**SHORT PROBLEM:**
Scan the material below for the string "laten", and copy every line where it shows up.

* start RECORDS FOR THE EXERCISE *

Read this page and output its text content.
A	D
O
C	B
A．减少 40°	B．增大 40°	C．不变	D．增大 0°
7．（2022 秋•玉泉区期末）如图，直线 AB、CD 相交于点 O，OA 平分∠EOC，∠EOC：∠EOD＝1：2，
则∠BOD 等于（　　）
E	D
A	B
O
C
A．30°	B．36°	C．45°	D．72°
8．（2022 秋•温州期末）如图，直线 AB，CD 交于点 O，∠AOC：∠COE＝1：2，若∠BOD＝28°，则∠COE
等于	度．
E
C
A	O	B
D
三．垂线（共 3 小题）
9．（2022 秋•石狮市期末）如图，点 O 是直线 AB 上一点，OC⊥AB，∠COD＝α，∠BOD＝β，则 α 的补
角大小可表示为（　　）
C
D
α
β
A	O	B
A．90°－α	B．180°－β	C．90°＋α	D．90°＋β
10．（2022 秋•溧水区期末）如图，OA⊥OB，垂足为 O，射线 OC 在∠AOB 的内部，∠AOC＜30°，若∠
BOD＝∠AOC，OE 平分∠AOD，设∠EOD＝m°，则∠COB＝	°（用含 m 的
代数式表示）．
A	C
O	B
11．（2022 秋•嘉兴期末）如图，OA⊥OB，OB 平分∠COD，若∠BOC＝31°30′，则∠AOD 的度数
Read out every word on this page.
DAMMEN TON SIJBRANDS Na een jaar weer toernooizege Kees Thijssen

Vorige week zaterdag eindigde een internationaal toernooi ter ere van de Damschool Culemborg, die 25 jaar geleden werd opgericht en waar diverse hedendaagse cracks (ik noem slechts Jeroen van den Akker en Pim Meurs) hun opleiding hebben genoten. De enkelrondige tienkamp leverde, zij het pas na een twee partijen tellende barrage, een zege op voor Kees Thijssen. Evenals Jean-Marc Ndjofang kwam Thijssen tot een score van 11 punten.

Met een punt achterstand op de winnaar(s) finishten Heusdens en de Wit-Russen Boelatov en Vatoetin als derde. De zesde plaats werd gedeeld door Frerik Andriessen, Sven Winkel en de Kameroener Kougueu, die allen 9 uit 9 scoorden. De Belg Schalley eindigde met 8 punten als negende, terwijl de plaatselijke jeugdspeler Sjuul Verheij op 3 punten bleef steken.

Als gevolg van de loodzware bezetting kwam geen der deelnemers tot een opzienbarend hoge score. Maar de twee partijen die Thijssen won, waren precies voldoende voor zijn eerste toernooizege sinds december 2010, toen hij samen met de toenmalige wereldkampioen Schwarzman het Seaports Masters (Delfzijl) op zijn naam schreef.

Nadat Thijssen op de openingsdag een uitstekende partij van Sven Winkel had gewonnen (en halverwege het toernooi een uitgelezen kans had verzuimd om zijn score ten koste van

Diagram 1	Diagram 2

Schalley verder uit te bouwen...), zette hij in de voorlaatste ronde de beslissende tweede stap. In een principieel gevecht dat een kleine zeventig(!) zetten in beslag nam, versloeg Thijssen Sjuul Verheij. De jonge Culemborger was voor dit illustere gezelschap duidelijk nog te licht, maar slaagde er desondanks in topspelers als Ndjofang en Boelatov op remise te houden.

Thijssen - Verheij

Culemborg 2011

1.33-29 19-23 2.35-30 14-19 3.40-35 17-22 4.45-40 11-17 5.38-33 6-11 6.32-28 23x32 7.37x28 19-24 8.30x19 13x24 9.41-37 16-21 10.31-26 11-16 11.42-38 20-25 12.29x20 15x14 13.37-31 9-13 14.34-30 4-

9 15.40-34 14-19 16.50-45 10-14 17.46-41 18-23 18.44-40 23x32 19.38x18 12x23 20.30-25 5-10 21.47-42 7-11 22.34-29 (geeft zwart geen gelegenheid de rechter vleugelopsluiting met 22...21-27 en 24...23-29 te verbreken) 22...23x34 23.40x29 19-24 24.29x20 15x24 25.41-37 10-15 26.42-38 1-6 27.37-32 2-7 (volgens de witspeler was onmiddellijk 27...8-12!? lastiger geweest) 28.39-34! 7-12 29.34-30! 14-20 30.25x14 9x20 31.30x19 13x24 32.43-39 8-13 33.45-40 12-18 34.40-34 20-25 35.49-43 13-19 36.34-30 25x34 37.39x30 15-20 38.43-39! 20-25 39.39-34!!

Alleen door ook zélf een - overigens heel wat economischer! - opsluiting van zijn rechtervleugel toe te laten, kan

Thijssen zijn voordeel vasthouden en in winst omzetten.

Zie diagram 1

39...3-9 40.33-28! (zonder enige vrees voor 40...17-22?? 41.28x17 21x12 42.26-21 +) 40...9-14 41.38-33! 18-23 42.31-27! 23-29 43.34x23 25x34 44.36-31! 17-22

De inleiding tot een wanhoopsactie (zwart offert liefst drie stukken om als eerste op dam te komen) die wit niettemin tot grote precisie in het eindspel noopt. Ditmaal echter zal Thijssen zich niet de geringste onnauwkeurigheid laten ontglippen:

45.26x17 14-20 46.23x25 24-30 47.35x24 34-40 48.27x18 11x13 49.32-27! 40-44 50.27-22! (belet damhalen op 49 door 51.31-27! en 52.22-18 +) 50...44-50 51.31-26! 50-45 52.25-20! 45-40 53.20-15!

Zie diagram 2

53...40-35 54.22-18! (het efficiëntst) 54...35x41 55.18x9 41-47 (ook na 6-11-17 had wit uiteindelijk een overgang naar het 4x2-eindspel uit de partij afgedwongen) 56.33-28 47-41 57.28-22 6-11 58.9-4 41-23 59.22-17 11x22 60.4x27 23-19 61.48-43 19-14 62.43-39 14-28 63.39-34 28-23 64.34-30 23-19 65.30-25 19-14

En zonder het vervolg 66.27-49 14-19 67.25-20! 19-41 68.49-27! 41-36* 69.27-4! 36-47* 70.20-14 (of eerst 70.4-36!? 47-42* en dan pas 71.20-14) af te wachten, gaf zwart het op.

* end RECORDS FOR THE EXERCISE *

**SOLUTION TO THIS TASK:**
Alleen door ook zélf een - overigens heel wat economischer! - opsluiting van zijn rechtervleugel toe te laten, kan
De inleiding tot een wanhoopsactie (zwart offert liefst drie stukken om als eerste op dam te komen) die wit niettemin tot grote precisie in het eindspel noopt. Ditmaal echter zal Thijssen zich niet de geringste onnauwkeurigheid laten ontglippen:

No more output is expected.